DOCUMENT EXTRACT:
>>

Il giovedì grasso is a farsa in one act by Gaetano Donizetti, from a libretto by Domenico Gilardoni. The literal translation of the title is  "Fat Thursday", a reference to Carnival celebration. The libretto was adapted from the French comedies Monsieur de Pourceaugnac by Molière and Le nouveau Pourceaugnac by Charles-Gaspard Delestre-Poirson and Eugène Scribe. The opera uses spoken dialogue rather than recitatives, and the buffo role is given in the Neapolitan language. The work premiered at the Teatro del Fondo in Naples on 26 February 1829.

Roles

Synopsis 
Time: 17th century
Place: "A house in the country, outside Paris"

<<

Continue the article on Donizetti's Il giovedì grasso from its last line, the one giving the place of the action.

RECORDS SUPPLIED:
>>

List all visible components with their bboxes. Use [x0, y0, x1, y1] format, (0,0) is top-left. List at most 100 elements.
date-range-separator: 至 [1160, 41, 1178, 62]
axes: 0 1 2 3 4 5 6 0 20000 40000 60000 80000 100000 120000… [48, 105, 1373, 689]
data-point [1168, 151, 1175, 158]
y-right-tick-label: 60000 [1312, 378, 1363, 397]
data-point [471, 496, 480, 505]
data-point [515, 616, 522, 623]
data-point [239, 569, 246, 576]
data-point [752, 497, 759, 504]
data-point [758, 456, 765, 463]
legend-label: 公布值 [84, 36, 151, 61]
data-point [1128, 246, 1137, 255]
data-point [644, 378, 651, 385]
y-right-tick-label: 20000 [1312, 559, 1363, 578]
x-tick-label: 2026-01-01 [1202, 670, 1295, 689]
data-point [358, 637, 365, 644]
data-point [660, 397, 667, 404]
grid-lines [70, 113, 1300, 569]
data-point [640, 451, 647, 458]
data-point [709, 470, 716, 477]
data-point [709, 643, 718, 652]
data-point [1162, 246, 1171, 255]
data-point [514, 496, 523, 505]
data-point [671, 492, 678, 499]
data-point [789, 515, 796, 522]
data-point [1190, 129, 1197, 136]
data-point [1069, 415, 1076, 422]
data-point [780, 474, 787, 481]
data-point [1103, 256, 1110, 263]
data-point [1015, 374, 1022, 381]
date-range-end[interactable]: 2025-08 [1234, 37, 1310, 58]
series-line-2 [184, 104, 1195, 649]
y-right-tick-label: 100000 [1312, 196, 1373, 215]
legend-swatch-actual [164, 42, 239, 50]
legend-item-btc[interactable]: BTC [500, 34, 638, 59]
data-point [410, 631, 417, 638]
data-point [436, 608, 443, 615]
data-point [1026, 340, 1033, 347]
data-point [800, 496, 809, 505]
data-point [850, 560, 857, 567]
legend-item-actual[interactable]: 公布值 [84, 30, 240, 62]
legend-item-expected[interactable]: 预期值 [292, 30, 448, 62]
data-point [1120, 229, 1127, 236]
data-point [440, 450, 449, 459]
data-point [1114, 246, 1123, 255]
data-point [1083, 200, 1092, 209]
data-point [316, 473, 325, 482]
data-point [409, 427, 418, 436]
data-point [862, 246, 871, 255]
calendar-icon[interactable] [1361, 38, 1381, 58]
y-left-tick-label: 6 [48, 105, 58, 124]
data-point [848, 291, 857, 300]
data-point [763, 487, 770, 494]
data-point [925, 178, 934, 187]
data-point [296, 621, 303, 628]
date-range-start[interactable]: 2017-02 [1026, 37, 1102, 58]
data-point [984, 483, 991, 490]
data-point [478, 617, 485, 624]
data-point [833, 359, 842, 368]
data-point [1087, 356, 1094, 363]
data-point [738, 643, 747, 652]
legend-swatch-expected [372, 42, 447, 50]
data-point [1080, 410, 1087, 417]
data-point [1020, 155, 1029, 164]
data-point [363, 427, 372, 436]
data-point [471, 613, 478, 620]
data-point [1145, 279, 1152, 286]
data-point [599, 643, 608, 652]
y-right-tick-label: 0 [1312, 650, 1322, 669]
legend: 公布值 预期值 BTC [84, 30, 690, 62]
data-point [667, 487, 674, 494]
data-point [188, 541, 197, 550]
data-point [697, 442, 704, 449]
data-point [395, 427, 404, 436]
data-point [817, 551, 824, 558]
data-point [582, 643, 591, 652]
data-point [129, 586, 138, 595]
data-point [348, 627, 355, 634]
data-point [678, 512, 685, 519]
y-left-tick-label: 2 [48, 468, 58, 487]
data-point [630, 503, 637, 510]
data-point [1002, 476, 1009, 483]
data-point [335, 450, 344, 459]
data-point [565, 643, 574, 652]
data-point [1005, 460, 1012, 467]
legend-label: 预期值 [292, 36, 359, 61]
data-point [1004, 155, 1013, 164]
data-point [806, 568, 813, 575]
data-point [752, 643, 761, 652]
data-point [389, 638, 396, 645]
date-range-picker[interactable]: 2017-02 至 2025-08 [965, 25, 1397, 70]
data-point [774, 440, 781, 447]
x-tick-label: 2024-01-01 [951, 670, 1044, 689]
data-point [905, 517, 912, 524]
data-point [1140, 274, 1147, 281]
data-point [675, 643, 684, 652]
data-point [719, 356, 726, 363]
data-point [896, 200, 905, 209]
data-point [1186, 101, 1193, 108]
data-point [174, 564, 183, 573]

<<

OUTPUT OF THE TASK:
The lovers Nina and Teodoro are in despair since Nina is promised to another man, Ernesto. Their friend Sigismondo (who is mistakenly jealous of his wife Camilla) concocts a scheme to help the lovers. Inspired by Molière's Monsieur de Pourceaugnac, Sigismondo proposes that he and his wife will dress up as on "Fat Thursday". Then they will play tricks on Ernesto, whom they believe to be a mere simpleton, so that he will flee in confusion. Sigismondo will pose as a friend from Ernesto's past, and Camilla, as a former lover betrayed by Ernesto.  When Ernesto arrives, he happens to learn of the scheme, and decides to turn the tables on the others. Pretending to be deceived, he treats Sigismondo as an old friend and treats Camilla as his former lover, which confirms Sigismondo in his misplaced suspicions. Only when Nina's father the Colonel is back does Ernesto confess to everyone that he, the supposed simpleton, has outwitted them. Ernesto consents to the wedding of Nina and Teodoro, Sigismondo promises never to be jealous again, and all praise the carnival season.

Recordings

1961
James Loomis (bass), Bruna Rizzoli (sop), Rodolfo Malacarne (ten), Nestore Catalani (bar), Orchestra della Radiotelevisione della Svizzera Italiana (Edwin Loehrer)
Audio CD Nuovo Era (Membran)  232585 (released 2009)

References
Notes

Sources
Allitt, John Stewart (1991), Donizetti: in the light of Romanticism and the teaching of Johann Simon Mayr, Shaftesbury: Element Books, Ltd (UK); Rockport, MA: Element, Inc.(USA)
Ashbrook, William (1982), Donizetti and His Operas, Cambridge University Press.  
Ashbrook, William (1998), "Donizetti, Gaetano" in Stanley Sadie  (Ed.),  The New Grove Dictionary of Opera, Vol. One. London: Macmillan Publishers, Inc.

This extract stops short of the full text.